## PROBLEMS
(A) Decide whether each statement agrees with the mini-lesson post below: (i) to help students write with voice, it recommends letting them choose their own topics; (ii) the mini-lesson has students say the phrase only in a happy voice; (iii) it is dated March 16, 2010. Answer yes or no for each, and quote the words of the post that decide it.
(B) Translate this sentence from the mini-lesson post below into French: "Ask students to take turns saying the phrase using the following voices: angry, sad, silly, whiny, happy, frustrated, serious, confused, and so on."

## SELECTED EXCERPT
○ ○ ○

Monday Mini-Lesson for primary teachers

About Me 

March 16, 2010
 Dear Colleague,
 
How can you help students to write with voice?  Allow them to choose their own topics. When students write about topics they care about, they tend to  write with more enthusiasm, authenticity, and attention to quality details.  Their voices shine through.
 
Happy writing!
 
Jennifer
 
P.S. To read more about moving away from prompts and allowing students to choose their own topics go here. 
 
Lessons on how to help students find their own topics are included in No More "I'm Done!" Fostering Independent Writers in the Primary Grades. You can view the entire text online here.
Feelings Included
  
 

On Hand: An expressive phrase from a story you've read, such as "Where is all this going to end?" from Brave Charlotte by Anu Stohner (2005), "I think I can"" from The Little Engine that Could by Watty Piper (1978) 

 

Mini-Lesson: Ask students to take turns saying the phrase using the following voices: angry, sad, silly, whiny, happy, frustrated, serious, confused, and so on.

○ ○ ○

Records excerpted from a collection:
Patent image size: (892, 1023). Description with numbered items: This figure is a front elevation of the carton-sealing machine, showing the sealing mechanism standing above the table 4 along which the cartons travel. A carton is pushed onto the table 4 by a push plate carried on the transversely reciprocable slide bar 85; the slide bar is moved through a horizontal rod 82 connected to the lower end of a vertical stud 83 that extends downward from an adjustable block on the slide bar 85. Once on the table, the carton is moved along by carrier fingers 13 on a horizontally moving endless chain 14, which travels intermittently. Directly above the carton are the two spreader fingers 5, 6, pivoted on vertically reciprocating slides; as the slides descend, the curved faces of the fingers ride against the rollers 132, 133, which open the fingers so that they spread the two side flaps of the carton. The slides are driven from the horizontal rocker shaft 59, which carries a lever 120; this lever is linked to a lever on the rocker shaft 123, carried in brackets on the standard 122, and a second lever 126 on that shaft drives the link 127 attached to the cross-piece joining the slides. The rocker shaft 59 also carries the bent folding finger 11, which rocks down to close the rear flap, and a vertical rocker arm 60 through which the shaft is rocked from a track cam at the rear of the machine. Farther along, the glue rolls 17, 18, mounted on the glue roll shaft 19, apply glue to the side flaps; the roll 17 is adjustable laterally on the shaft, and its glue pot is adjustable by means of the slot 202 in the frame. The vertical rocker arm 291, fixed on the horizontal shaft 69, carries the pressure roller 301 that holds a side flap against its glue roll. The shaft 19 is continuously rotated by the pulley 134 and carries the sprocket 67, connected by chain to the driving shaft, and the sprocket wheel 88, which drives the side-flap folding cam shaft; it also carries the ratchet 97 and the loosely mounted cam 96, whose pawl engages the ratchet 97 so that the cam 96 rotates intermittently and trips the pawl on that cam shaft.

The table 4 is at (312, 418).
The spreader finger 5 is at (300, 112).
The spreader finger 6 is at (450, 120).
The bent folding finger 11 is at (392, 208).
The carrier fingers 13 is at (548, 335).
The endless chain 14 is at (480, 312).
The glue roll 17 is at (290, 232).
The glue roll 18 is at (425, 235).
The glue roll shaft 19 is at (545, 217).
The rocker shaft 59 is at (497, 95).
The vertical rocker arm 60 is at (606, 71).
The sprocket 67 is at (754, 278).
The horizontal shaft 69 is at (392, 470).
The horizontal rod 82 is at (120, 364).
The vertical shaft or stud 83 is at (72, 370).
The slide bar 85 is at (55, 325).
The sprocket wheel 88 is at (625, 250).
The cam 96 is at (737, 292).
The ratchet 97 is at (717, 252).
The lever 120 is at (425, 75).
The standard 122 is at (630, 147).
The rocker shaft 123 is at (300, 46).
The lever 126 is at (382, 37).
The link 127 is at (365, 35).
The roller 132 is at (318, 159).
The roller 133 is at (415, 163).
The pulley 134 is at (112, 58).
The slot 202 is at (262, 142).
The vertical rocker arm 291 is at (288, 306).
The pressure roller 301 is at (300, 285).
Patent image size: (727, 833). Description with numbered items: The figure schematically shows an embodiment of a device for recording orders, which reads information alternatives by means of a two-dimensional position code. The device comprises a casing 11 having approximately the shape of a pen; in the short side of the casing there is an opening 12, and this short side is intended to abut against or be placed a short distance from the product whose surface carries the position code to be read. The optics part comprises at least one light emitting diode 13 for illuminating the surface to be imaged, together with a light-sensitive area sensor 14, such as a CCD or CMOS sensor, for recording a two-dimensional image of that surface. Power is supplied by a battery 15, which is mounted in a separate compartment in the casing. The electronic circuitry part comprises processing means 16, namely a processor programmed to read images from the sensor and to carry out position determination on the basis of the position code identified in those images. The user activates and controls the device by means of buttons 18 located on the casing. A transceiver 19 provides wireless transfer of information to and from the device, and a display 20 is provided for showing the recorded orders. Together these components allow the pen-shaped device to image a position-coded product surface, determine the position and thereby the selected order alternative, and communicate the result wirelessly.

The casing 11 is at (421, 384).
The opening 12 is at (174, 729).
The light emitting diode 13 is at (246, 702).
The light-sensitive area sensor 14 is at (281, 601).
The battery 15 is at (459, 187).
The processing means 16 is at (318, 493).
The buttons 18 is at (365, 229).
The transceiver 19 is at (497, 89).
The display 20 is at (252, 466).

○ ○ ○

## REPLIES
(A)
(i) Yes: "Allow them to choose their own topics."
(ii) No: "using the following voices: angry, sad, silly, whiny, happy, frustrated, serious, confused, and so on."
(iii) Yes: "March 16, 2010"

(B) Demandez aux élèves de dire la phrase à tour de rôle en prenant les voix suivantes : en colère, triste, farfelue, geignarde, joyeuse, frustrée, sérieuse, perplexe, et ainsi de suite.